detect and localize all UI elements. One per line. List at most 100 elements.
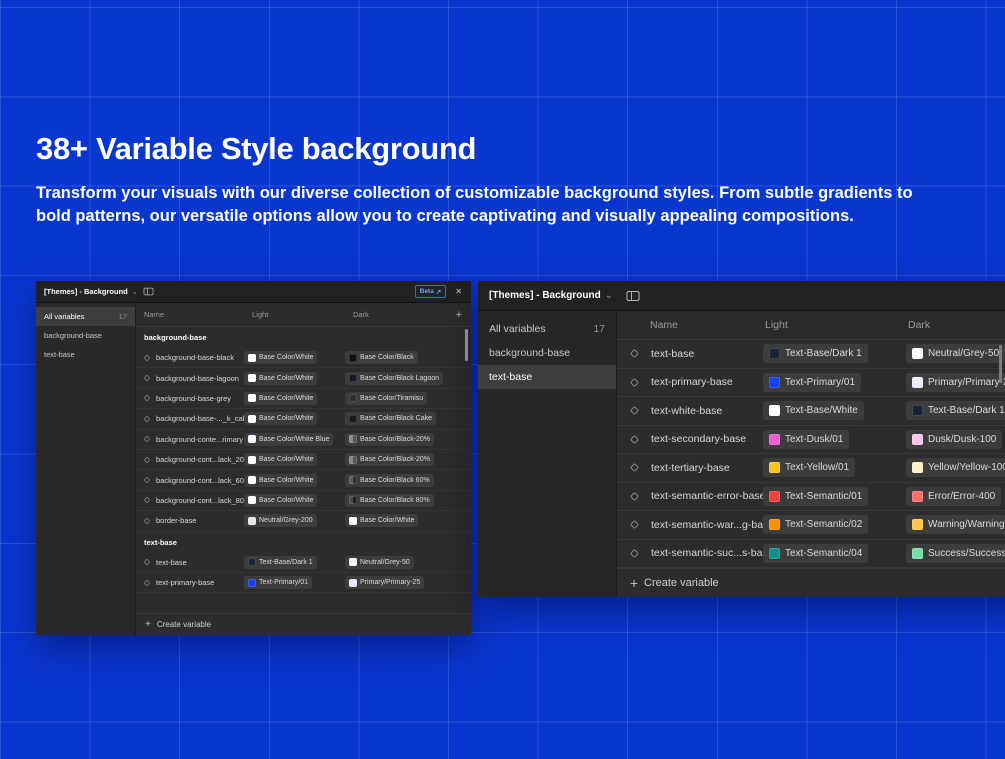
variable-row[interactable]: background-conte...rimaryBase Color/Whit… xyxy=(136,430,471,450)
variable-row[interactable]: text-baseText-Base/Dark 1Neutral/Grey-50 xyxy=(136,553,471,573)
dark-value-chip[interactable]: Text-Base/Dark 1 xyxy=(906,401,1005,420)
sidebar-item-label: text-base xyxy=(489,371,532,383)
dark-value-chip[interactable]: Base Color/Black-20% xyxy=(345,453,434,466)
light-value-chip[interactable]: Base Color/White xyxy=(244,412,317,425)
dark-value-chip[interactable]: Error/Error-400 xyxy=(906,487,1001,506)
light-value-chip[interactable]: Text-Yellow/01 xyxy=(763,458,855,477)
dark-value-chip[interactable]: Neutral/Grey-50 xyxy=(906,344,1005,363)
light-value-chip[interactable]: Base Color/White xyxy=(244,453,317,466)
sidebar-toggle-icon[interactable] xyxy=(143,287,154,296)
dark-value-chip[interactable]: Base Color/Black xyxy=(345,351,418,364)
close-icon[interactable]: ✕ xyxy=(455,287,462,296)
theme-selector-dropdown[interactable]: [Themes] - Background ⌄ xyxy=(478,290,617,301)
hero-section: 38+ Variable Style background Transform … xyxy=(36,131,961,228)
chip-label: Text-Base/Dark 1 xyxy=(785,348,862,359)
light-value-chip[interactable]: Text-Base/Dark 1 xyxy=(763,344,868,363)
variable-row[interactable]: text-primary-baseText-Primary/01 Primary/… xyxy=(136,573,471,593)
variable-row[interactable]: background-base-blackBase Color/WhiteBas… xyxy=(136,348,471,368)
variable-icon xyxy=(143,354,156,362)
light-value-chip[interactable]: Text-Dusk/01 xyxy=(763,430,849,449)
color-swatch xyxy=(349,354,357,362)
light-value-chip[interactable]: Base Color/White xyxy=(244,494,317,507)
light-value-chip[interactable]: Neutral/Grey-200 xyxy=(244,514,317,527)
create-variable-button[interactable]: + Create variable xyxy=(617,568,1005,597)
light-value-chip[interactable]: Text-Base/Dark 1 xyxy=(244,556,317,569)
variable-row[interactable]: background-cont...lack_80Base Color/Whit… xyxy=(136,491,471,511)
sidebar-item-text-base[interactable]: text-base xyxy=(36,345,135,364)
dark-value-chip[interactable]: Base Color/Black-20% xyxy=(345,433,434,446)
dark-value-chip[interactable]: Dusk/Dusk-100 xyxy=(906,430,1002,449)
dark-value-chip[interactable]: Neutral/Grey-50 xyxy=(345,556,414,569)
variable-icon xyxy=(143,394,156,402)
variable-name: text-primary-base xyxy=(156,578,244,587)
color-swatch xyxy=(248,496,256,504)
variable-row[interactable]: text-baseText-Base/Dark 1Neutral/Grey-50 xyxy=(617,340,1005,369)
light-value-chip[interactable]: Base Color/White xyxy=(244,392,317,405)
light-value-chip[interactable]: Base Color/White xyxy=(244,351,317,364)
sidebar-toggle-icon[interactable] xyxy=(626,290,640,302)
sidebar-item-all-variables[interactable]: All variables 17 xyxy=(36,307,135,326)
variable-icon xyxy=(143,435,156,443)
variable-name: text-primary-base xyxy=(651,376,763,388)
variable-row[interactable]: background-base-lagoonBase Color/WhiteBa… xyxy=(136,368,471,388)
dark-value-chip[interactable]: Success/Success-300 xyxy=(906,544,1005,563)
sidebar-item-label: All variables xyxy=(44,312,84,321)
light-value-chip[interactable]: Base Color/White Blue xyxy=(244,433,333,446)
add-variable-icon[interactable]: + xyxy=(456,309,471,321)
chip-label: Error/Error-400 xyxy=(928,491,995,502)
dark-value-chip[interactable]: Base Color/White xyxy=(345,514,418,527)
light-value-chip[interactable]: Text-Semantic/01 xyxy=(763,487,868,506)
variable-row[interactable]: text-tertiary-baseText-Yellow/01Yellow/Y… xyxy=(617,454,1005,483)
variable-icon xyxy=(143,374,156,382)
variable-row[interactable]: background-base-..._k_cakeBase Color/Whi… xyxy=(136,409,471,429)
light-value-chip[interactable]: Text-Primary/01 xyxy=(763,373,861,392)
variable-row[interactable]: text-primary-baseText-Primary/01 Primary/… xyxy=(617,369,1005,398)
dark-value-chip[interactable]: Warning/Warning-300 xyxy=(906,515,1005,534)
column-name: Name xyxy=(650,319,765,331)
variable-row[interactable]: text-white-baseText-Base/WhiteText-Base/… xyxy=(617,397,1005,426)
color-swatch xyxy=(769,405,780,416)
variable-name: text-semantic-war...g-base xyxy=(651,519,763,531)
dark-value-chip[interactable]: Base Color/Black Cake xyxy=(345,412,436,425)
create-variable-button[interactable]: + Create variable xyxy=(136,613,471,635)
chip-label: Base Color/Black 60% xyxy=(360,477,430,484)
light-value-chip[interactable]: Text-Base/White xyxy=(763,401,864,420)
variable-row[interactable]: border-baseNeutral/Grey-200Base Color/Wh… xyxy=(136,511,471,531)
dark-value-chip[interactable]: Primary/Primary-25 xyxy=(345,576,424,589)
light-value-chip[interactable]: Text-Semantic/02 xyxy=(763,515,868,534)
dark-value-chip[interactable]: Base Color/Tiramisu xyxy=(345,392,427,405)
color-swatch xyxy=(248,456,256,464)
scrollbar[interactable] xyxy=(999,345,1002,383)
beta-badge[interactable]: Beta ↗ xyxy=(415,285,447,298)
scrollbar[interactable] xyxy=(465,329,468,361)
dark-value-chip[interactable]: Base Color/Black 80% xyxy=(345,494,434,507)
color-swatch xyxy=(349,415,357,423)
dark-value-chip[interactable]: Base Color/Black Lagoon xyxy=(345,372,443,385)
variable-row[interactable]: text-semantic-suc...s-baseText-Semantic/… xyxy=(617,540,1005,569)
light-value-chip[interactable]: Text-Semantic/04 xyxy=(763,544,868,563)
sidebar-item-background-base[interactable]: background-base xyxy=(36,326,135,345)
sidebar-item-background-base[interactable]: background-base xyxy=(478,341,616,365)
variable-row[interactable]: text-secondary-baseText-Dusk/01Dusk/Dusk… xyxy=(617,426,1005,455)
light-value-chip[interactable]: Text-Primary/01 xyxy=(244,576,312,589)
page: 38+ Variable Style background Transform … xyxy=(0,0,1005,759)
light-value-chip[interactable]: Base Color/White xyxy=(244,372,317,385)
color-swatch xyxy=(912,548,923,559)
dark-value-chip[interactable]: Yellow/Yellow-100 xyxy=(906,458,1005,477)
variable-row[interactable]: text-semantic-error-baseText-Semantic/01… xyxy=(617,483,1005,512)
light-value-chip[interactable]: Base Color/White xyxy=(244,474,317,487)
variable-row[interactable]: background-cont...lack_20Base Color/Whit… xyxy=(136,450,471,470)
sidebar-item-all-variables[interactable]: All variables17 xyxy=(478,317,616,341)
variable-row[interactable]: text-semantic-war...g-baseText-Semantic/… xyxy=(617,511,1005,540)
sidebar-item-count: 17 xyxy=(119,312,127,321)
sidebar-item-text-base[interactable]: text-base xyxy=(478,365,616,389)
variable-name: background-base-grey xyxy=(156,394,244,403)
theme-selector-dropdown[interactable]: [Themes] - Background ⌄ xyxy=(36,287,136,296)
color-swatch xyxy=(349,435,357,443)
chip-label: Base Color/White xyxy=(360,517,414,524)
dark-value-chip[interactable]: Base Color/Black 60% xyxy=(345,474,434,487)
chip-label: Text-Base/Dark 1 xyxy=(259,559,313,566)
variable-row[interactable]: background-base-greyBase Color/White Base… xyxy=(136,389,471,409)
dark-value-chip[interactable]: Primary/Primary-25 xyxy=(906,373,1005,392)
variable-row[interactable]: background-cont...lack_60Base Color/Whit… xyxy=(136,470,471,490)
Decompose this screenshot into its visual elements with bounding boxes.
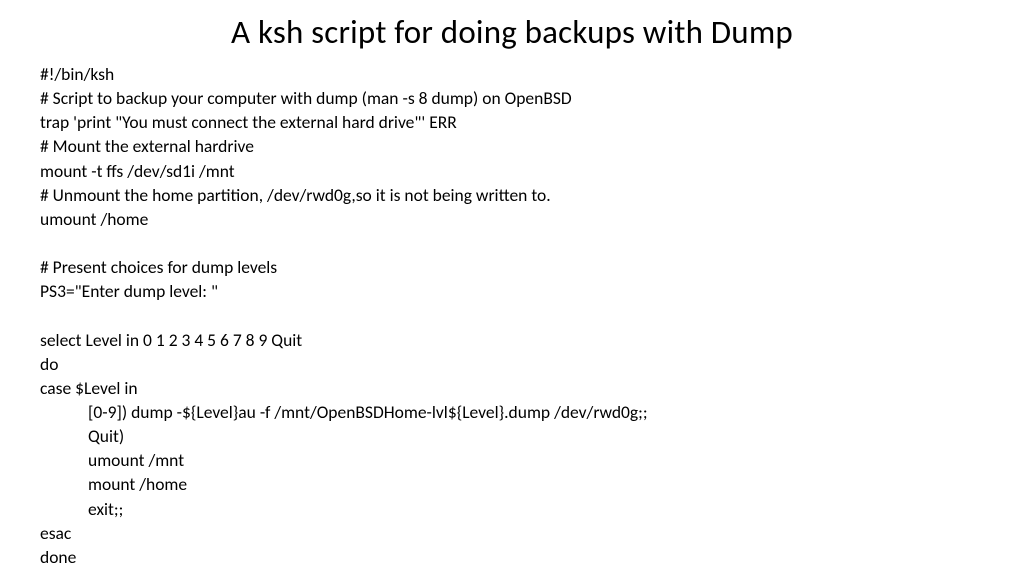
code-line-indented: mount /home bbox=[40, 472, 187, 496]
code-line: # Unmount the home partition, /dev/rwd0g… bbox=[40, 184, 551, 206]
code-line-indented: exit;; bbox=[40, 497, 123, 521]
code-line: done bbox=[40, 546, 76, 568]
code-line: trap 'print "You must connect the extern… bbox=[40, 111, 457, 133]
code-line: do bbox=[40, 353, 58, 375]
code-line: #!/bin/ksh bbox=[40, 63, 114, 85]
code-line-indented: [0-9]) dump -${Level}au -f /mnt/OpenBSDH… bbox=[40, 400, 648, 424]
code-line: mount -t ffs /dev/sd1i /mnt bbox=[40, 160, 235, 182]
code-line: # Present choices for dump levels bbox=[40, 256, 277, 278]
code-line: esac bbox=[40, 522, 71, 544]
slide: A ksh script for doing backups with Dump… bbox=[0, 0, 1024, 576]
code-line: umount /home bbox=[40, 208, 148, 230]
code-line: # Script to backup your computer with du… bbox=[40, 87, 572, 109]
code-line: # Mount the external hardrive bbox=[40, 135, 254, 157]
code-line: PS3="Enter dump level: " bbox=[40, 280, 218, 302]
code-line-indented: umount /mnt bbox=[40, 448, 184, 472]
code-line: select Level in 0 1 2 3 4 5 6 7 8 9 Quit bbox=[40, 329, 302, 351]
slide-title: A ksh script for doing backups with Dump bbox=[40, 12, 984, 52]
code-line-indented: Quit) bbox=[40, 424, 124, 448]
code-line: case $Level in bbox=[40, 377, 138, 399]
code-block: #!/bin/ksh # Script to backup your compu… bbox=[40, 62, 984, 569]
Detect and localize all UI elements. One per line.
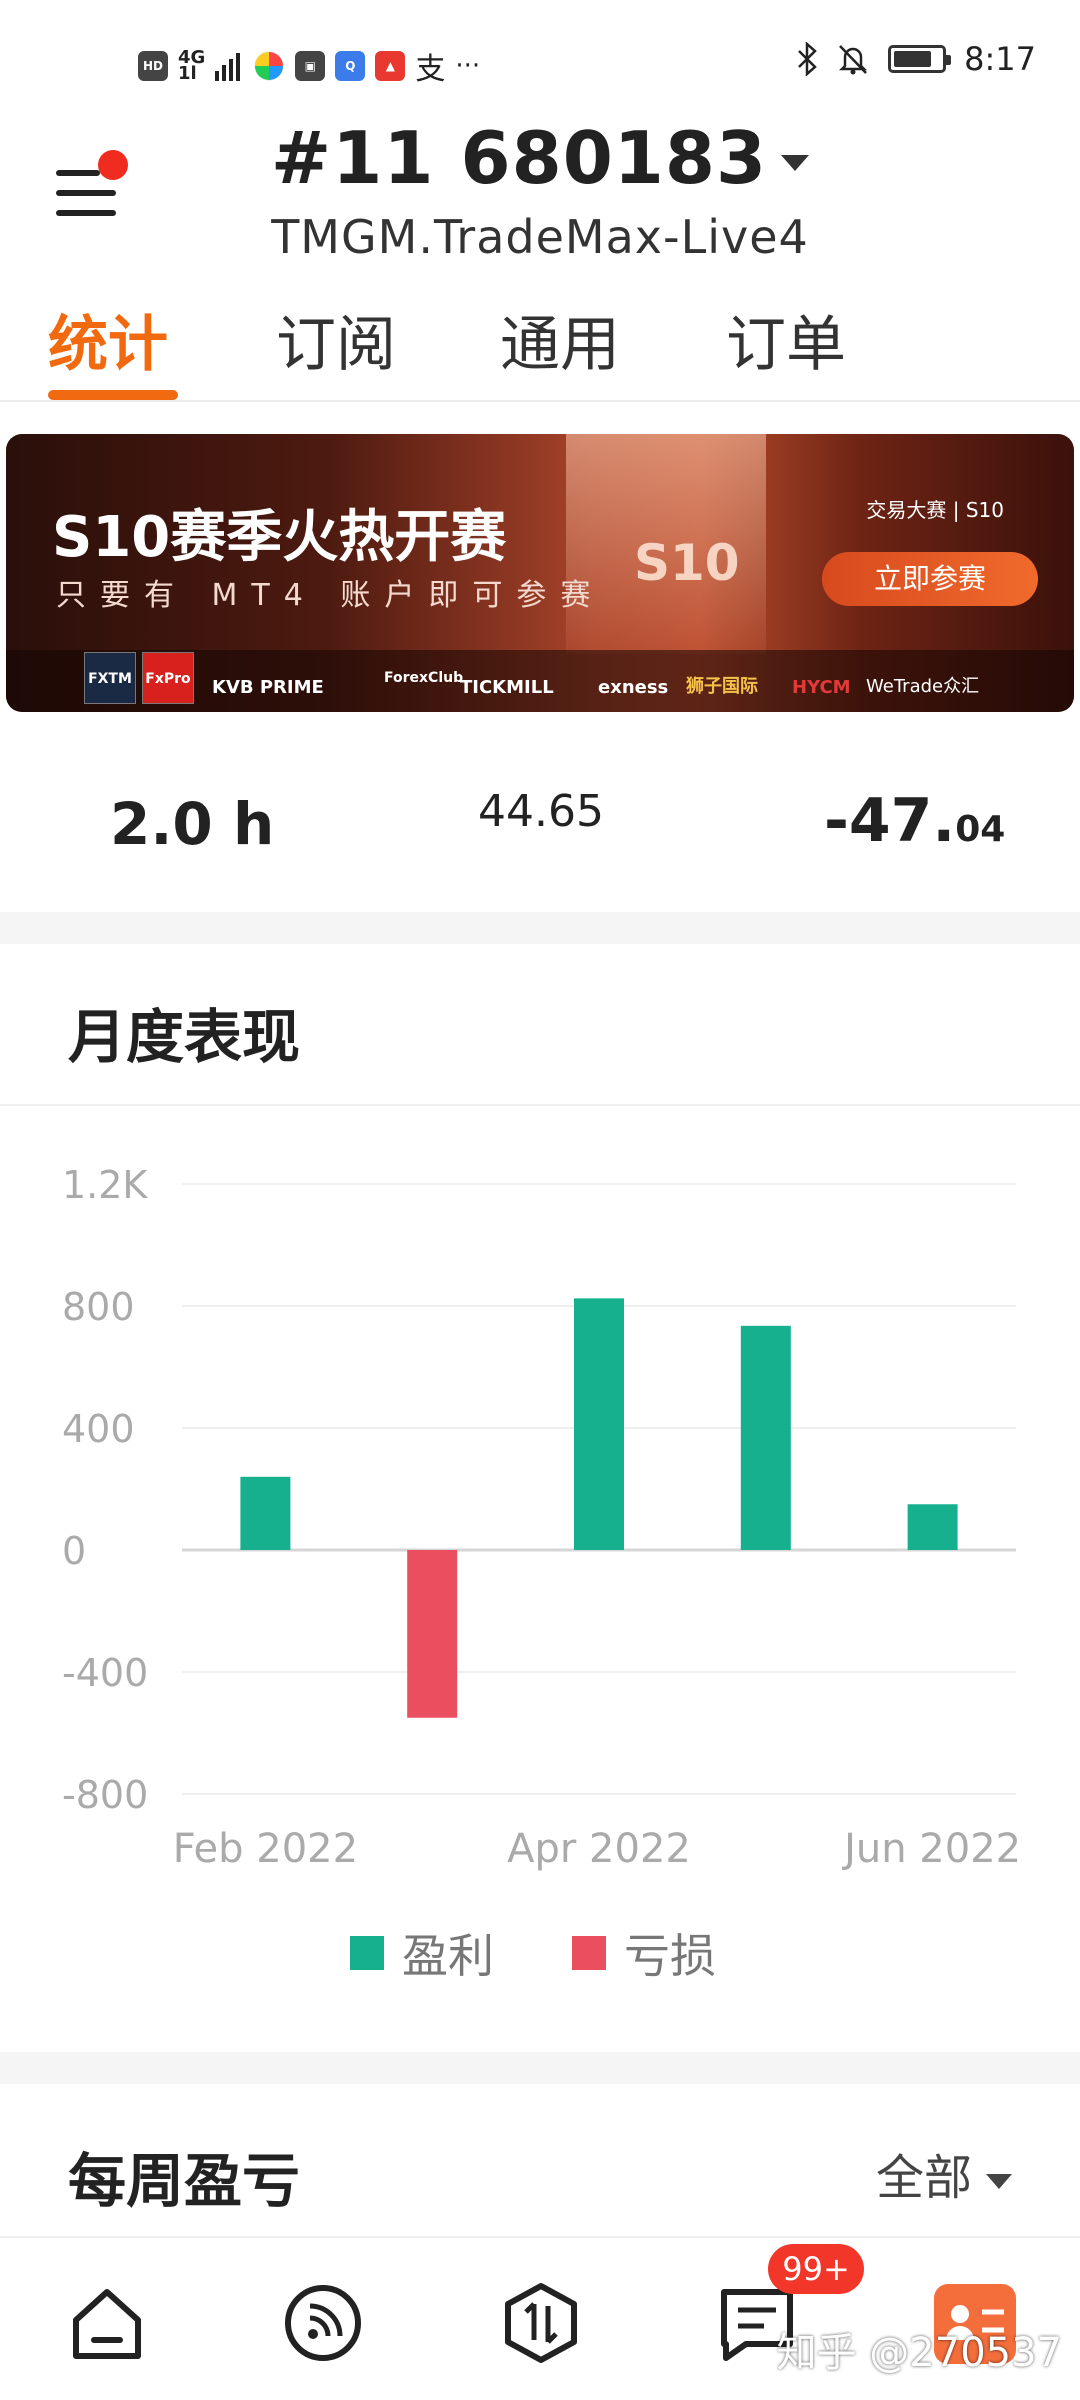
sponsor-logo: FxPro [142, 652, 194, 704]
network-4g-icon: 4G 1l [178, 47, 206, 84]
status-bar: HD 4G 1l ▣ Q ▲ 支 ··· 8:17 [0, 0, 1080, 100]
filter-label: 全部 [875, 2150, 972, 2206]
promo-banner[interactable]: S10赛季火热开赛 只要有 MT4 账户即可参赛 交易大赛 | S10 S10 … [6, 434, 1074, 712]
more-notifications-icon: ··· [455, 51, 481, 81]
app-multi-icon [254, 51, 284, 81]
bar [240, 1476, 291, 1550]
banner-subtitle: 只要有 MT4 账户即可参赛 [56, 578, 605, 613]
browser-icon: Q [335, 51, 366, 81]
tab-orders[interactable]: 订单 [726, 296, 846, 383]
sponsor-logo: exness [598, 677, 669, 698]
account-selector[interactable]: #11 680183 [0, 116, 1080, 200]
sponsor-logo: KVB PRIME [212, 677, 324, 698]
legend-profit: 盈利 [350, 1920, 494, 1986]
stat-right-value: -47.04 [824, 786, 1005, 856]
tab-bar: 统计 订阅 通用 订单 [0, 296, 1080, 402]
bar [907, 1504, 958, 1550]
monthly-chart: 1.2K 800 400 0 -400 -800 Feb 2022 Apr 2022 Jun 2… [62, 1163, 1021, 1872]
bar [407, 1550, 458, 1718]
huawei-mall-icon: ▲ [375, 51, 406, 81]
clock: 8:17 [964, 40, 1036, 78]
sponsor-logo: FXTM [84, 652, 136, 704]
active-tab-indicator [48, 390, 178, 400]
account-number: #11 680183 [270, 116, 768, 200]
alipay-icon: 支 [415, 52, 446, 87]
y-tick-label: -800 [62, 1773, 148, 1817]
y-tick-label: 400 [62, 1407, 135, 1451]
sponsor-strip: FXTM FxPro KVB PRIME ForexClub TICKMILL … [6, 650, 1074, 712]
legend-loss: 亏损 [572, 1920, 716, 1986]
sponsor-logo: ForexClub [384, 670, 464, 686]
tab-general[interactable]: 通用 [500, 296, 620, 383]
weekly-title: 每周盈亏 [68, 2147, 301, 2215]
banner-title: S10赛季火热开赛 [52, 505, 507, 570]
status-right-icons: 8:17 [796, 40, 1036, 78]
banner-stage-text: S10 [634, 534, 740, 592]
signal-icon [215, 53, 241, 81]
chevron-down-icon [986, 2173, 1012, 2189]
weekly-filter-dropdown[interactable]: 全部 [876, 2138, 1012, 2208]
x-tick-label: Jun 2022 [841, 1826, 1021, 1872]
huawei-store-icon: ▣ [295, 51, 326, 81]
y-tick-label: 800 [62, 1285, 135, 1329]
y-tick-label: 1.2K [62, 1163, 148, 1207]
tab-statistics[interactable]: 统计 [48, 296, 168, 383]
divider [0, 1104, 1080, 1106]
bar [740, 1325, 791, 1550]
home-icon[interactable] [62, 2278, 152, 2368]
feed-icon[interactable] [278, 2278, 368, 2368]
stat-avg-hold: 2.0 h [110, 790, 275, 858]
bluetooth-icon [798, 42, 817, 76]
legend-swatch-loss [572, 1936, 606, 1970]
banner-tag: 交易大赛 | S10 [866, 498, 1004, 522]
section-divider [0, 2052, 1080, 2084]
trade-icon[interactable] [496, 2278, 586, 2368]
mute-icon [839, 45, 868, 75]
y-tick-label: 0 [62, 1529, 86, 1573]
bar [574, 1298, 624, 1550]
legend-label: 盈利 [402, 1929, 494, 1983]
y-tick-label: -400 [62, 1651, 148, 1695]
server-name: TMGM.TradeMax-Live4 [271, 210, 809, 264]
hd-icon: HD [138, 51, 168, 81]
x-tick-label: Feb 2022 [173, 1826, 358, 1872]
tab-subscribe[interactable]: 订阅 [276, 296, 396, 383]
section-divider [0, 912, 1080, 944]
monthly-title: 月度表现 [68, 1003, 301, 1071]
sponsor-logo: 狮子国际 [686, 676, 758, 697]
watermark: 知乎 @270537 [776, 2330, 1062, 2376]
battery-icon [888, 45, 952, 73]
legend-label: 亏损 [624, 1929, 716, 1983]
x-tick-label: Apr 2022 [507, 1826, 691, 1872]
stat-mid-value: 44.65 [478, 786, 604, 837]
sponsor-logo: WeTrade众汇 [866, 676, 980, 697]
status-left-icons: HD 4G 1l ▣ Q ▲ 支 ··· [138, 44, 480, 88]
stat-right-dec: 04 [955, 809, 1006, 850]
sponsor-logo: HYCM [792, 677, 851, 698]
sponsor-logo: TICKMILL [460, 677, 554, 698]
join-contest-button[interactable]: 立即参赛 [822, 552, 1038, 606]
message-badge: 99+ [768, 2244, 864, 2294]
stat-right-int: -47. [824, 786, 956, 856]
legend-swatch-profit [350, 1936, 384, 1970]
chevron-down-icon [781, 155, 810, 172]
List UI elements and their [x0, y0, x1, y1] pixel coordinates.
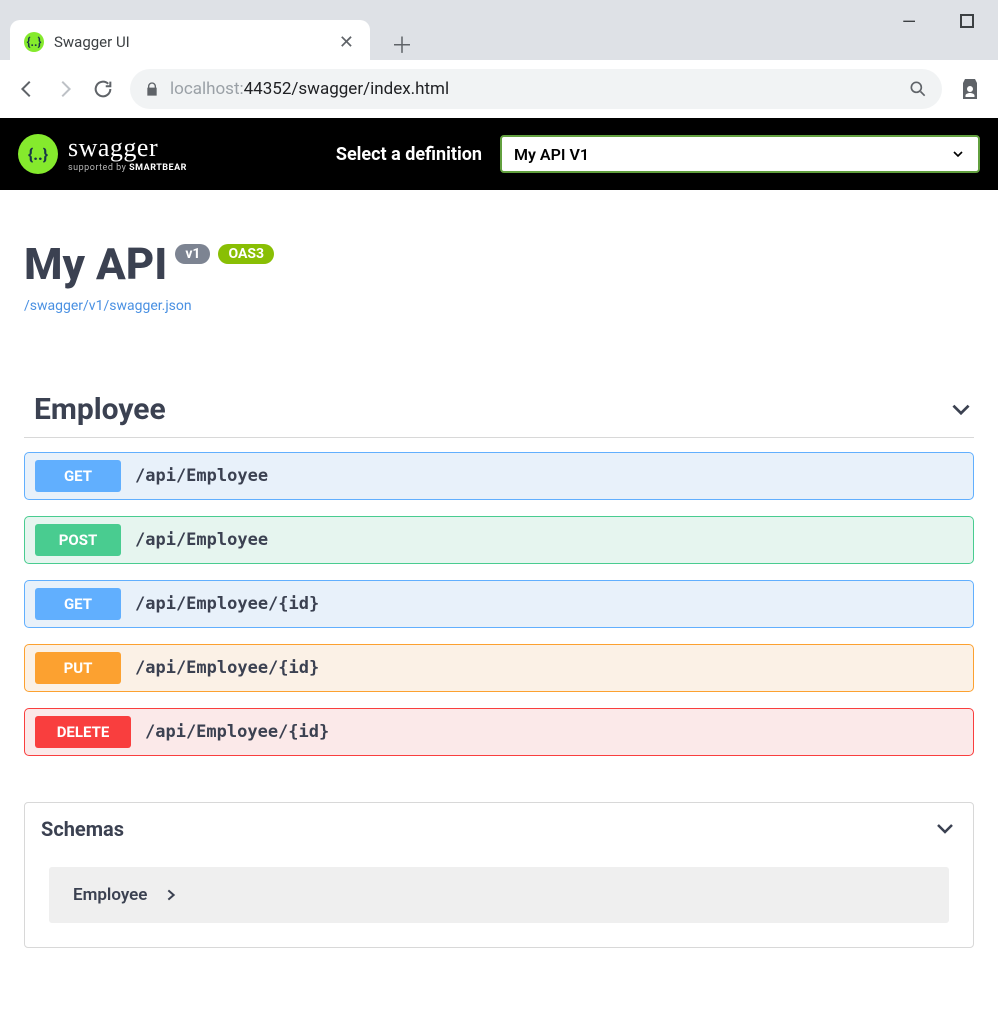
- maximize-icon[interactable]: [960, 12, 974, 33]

__WRITTEN PROBLEM__:
In the records, rewrite the part that opens with the line containing "sponsor-logo: FxPro [142, 652, 194, 704]" and closes with the line containing "status-right-icons: 8:17 [796, 40, 1036, 78]", swapping every "sponsor-logo" for "partner-logo" and leaving everything else the same.

__FINISHED TASK__:
partner-logo: FxPro [142, 652, 194, 704]
network-4g-icon: 4G 1l [178, 47, 206, 84]
status-bar: HD 4G 1l ▣ Q ▲ 支 ··· 8:17 [0, 0, 1080, 100]
filter-label: 全部 [875, 2150, 972, 2206]
promo-banner[interactable]: S10赛季火热开赛 只要有 MT4 账户即可参赛 交易大赛 | S10 S10 … [6, 434, 1074, 712]
more-notifications-icon: ··· [455, 51, 481, 81]
app-multi-icon [254, 51, 284, 81]
bar [240, 1476, 291, 1550]
banner-subtitle: 只要有 MT4 账户即可参赛 [56, 578, 605, 613]
browser-icon: Q [335, 51, 366, 81]
tab-orders[interactable]: 订单 [726, 296, 846, 383]
partner-logo: exness [598, 677, 669, 698]
account-selector[interactable]: #11 680183 [0, 116, 1080, 200]
partner-logo: KVB PRIME [212, 677, 324, 698]
legend-profit: 盈利 [350, 1920, 494, 1986]
stat-right-value: -47.04 [824, 786, 1005, 856]
tab-bar: 统计 订阅 通用 订单 [0, 296, 1080, 402]
bar [907, 1504, 958, 1550]
monthly-chart: 1.2K 800 400 0 -400 -800 Feb 2022 Apr 2022 Jun 2… [62, 1163, 1021, 1872]
bar [407, 1550, 458, 1718]
huawei-mall-icon: ▲ [375, 51, 406, 81]
clock: 8:17 [964, 40, 1036, 78]
partner-logo: FXTM [84, 652, 136, 704]
active-tab-indicator [48, 390, 178, 400]
account-number: #11 680183 [270, 116, 768, 200]
alipay-icon: 支 [415, 52, 446, 87]
y-tick-label: -800 [62, 1773, 148, 1817]
y-tick-label: 400 [62, 1407, 135, 1451]
sponsor-strip: FXTM FxPro KVB PRIME ForexClub TICKMILL … [6, 650, 1074, 712]
legend-loss: 亏损 [572, 1920, 716, 1986]
partner-logo: ForexClub [384, 670, 464, 686]
tab-general[interactable]: 通用 [500, 296, 620, 383]
weekly-title: 每周盈亏 [68, 2147, 301, 2215]
banner-title: S10赛季火热开赛 [52, 505, 507, 570]
status-right-icons: 8:17 [796, 40, 1036, 78]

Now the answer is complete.